_Selected excerpt_.

──────────

Authorization between microservices

Chapter Comments
1

I’ve hit a wall when trying to design a decoupled replacement for an aging monolith API. I’d like to break it down into microservices as it was becoming difficult to add new features.

My issue i’m having is surrounding authorization. I will try to illustrate this the best I can so bear with me.

I have these two services Project, Document.

  • The Project service can be simplified to group users that can have access to a list of documents.
  • The Document service can be simplified to just document retrieval by ID.

By design documents should be able to exist on their own or as part of a project. My issue is that I don’t know where to authorize a user to have access to a specific document.

My ideal API endpoints would look like this:

/projects/{id}
/documents/{id}

Should I decide where a user is authorized to access a document in the documents endpoint? This creates a cross-cutting issue where the documents service would have to contact the project service to see if the user can access a particular document.

Any suggestions would be hugely helpful.

2

I think you should use auth across both the services. Use the IAM roles to restrict only authenticated users to access these endpoints. For example in the guide we do this:

    {
      "Effect": "Allow",
      "Action": [
        "execute-api:Invoke"
      ],
      "Resource": [
        "arn:aws:execute-api:YOUR_API_GATEWAY_REGION:*:YOUR_API_GATEWAY_ID/*/*/*"
      ]
    }

Here we are explicitly deciding users authenticated with our Identity Pool (and associated User Pool) have access to the above endpoint. https://serverless-stack.com/chapters/create-a-cognito-identity-pool.html

Hope that helps.

──────────

_Data for review_.
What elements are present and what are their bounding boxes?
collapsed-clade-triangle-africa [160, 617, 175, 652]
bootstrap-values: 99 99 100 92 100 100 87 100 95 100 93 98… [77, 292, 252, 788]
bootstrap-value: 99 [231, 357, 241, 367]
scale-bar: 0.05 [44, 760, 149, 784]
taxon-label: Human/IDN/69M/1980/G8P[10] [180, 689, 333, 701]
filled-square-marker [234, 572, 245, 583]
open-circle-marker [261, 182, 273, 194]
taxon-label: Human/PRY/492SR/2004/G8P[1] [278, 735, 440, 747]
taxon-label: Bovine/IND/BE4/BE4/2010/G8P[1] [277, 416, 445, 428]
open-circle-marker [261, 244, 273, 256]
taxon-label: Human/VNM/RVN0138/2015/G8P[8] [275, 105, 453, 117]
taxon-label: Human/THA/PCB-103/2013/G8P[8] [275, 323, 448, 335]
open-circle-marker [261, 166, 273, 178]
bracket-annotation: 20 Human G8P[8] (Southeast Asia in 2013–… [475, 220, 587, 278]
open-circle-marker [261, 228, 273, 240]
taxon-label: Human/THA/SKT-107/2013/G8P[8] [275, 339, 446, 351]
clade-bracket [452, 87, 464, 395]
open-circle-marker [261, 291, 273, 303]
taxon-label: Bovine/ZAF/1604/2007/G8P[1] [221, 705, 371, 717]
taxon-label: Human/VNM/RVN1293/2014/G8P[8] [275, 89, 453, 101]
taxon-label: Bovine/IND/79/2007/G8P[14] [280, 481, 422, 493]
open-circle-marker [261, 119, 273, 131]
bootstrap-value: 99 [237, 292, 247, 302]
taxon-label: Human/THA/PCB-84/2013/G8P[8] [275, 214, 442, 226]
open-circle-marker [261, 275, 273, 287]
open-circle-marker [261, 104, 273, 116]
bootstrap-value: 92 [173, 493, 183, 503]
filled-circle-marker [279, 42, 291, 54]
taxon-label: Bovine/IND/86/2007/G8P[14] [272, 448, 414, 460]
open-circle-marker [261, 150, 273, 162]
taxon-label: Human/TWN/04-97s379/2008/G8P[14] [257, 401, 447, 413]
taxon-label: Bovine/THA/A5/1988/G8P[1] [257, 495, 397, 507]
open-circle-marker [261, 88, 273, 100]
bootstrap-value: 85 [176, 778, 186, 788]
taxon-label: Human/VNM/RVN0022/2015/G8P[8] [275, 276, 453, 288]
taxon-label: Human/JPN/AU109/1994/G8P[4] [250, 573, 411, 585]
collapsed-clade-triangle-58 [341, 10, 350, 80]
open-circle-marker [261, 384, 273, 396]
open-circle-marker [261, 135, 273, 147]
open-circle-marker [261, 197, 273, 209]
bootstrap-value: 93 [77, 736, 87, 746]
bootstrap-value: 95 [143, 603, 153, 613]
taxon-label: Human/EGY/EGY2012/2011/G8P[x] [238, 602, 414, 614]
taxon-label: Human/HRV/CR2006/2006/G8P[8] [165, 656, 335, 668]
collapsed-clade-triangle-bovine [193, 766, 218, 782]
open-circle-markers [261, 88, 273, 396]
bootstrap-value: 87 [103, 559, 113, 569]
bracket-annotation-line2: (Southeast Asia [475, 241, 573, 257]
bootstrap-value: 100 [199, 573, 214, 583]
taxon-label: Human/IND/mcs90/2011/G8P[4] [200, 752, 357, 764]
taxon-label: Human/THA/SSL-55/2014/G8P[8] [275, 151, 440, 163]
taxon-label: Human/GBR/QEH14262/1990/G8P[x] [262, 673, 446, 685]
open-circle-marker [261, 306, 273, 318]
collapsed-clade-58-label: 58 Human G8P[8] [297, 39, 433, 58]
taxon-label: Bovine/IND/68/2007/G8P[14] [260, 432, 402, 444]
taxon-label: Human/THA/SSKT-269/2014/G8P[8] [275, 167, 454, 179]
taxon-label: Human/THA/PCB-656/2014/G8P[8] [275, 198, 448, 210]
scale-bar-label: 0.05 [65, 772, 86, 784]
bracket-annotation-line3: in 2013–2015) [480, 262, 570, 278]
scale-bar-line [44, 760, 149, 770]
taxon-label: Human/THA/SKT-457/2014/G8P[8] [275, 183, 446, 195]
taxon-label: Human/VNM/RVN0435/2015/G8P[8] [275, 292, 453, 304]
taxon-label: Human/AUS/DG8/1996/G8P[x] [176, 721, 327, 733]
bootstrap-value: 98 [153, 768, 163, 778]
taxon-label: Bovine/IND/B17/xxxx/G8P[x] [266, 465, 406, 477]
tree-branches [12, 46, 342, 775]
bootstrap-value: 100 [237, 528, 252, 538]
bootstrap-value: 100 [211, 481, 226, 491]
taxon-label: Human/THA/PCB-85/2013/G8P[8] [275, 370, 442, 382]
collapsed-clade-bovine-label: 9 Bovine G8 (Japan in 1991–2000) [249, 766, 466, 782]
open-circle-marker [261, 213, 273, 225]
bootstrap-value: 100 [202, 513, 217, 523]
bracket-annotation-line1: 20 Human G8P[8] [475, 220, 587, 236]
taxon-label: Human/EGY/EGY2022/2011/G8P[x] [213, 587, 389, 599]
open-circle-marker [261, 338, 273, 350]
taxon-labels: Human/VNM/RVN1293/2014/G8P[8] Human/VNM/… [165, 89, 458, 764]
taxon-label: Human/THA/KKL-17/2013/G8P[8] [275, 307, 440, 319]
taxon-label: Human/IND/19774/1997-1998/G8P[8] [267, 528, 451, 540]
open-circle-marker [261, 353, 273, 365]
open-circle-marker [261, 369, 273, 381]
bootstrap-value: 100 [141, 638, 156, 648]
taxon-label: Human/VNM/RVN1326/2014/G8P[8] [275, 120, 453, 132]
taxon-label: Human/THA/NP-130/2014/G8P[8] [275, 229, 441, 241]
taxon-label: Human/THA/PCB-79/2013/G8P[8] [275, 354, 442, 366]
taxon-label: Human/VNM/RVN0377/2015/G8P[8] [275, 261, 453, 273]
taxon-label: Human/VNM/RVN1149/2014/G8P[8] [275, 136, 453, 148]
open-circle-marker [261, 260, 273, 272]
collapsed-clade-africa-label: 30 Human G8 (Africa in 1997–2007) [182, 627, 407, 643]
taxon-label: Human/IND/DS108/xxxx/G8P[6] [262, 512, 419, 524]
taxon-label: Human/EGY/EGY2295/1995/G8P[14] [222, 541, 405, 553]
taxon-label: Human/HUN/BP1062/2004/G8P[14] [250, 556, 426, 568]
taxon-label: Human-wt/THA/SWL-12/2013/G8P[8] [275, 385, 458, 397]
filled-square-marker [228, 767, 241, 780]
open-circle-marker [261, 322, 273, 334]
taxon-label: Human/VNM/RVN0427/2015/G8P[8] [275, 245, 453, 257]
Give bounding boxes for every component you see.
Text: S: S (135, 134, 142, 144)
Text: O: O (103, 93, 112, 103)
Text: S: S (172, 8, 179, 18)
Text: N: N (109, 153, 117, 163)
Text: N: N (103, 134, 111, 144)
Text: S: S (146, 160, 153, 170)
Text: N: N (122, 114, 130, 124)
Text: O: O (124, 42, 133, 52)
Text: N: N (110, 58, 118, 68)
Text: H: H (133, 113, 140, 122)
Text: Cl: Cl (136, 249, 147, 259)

──────────

_What to work on_.
Rewrite the forum thread on authorization between microservices from the words "Chapter Comments" through the words "bear with me.", renaming "monolith" to "legacy system".

_Written response_.
Chapter Comments
1

I’ve hit a wall when trying to design a decoupled replacement for an aging legacy system API. I’d like to break it down into microservices as it was becoming difficult to add new features.

My issue i’m having is surrounding authorization. I will try to illustrate this the best I can so bear with me.